++++ PROVIDED RECORDS ++++
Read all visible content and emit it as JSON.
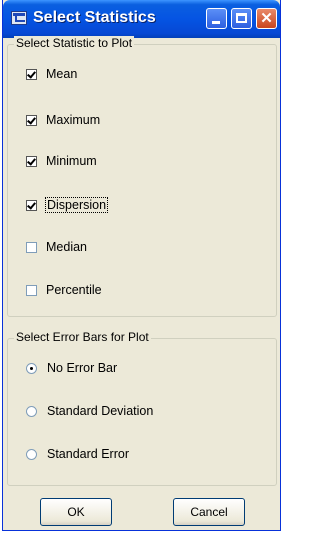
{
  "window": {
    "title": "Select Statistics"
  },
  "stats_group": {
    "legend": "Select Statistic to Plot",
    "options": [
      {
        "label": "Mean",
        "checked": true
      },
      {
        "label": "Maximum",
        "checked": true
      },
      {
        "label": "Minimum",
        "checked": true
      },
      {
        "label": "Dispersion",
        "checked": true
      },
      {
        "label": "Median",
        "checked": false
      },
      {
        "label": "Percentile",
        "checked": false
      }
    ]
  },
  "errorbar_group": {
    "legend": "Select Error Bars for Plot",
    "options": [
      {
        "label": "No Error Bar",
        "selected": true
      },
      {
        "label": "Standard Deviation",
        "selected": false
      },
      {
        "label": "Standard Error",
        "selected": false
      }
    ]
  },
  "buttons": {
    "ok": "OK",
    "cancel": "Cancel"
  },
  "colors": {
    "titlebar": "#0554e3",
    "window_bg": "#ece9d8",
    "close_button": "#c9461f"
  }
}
++++
++++ PROVIDED RECORDS ++++
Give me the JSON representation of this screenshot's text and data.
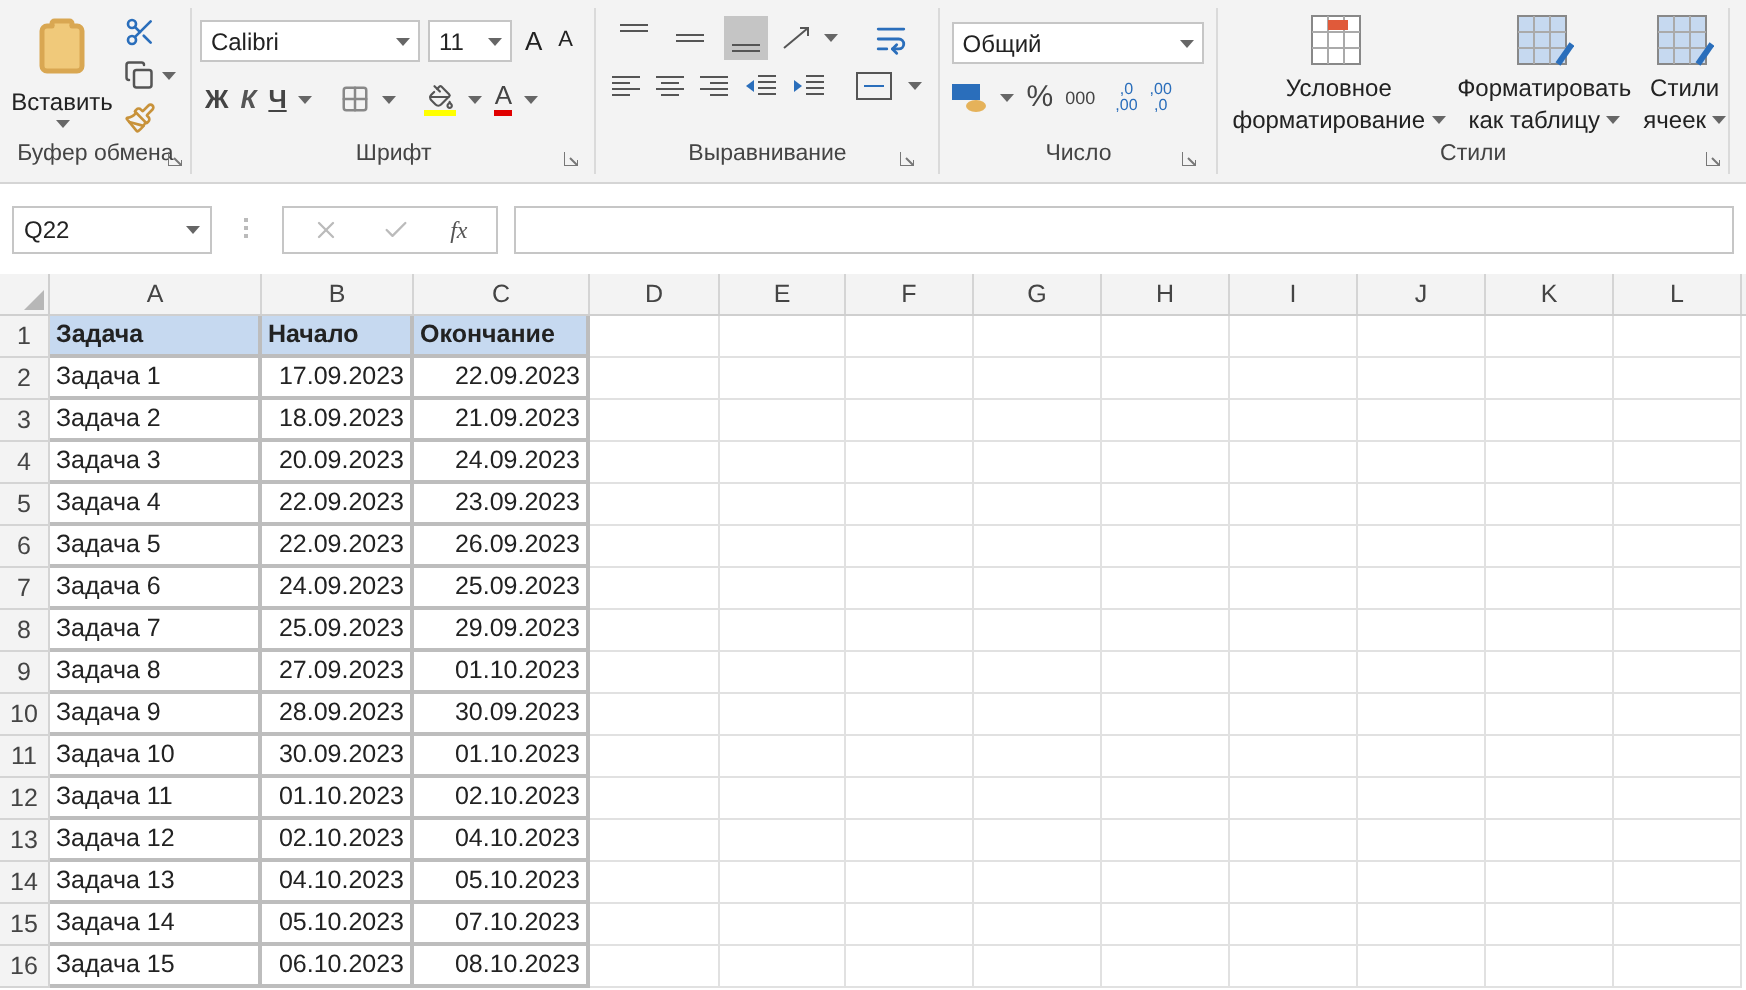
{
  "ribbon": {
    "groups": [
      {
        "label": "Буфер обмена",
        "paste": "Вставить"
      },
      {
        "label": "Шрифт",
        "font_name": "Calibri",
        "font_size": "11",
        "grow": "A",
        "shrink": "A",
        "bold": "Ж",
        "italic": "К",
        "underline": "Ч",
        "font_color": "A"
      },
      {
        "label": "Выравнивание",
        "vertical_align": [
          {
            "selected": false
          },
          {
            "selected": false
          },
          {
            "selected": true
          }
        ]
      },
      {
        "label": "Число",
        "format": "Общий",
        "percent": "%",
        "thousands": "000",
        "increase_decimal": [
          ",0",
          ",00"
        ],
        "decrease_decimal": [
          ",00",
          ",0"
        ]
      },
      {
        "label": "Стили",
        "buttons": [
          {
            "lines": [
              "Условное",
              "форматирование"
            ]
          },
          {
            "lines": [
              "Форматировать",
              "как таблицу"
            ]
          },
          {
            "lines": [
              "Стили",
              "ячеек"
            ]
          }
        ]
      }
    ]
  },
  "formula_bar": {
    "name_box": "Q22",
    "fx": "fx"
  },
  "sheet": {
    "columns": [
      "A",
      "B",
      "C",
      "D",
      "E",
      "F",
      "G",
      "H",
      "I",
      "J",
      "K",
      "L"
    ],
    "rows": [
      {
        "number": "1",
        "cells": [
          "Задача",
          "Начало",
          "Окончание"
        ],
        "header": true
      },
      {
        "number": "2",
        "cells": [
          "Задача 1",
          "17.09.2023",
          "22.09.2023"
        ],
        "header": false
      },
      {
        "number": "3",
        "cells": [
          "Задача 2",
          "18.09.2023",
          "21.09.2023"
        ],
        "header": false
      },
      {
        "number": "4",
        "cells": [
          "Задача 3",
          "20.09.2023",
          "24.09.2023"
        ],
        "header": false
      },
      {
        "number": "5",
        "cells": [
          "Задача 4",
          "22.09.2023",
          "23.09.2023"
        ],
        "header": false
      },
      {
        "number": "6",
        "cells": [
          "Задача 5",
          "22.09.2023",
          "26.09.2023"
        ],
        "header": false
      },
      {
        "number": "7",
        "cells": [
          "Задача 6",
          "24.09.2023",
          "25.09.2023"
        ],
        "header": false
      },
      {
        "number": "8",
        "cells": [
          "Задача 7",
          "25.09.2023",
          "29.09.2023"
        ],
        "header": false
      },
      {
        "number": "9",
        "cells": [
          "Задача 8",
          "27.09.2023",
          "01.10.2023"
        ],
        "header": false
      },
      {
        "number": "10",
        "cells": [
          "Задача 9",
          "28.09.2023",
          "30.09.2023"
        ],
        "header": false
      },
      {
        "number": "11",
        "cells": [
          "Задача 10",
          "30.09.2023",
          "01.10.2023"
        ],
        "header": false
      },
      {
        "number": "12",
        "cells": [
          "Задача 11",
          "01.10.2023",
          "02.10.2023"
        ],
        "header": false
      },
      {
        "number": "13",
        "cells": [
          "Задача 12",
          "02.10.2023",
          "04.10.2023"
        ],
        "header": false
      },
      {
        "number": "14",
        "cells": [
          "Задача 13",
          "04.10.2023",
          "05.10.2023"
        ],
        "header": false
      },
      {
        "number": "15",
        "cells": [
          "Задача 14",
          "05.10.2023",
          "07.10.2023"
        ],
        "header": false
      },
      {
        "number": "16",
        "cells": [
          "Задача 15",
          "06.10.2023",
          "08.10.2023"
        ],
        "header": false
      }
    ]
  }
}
++++
++++ PROVIDED RECORDS ++++
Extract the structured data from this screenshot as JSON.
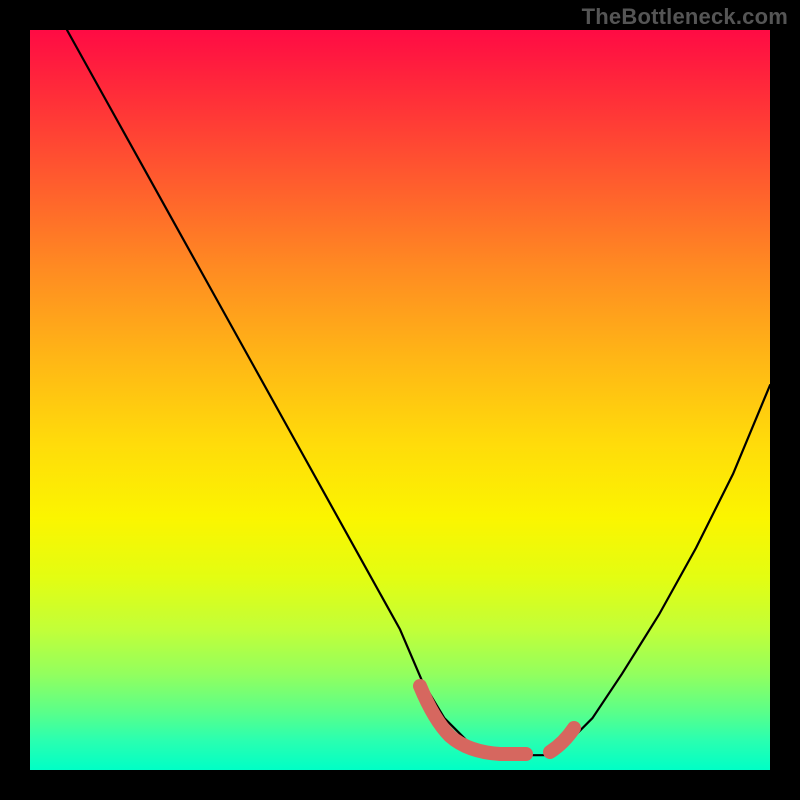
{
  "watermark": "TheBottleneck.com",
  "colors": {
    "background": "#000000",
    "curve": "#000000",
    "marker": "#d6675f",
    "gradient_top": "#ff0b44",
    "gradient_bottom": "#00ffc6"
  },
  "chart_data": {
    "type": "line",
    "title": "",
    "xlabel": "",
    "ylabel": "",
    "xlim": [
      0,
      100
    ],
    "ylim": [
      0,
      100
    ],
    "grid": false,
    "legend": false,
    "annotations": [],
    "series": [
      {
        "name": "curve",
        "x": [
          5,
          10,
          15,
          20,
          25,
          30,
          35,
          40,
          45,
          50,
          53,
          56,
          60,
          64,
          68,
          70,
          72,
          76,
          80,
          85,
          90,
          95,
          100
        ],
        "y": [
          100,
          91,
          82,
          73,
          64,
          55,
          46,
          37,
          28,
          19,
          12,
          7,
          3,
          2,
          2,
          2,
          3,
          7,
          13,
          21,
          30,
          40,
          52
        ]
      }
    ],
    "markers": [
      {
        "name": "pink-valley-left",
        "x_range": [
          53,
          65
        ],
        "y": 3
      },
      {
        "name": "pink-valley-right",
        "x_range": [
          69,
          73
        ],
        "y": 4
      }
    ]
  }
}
++++
GIVEN PROBLEM:
Only the number is wanted: how many lines of the material above include the word "legend"?

ANSWER TO THE TASK:
3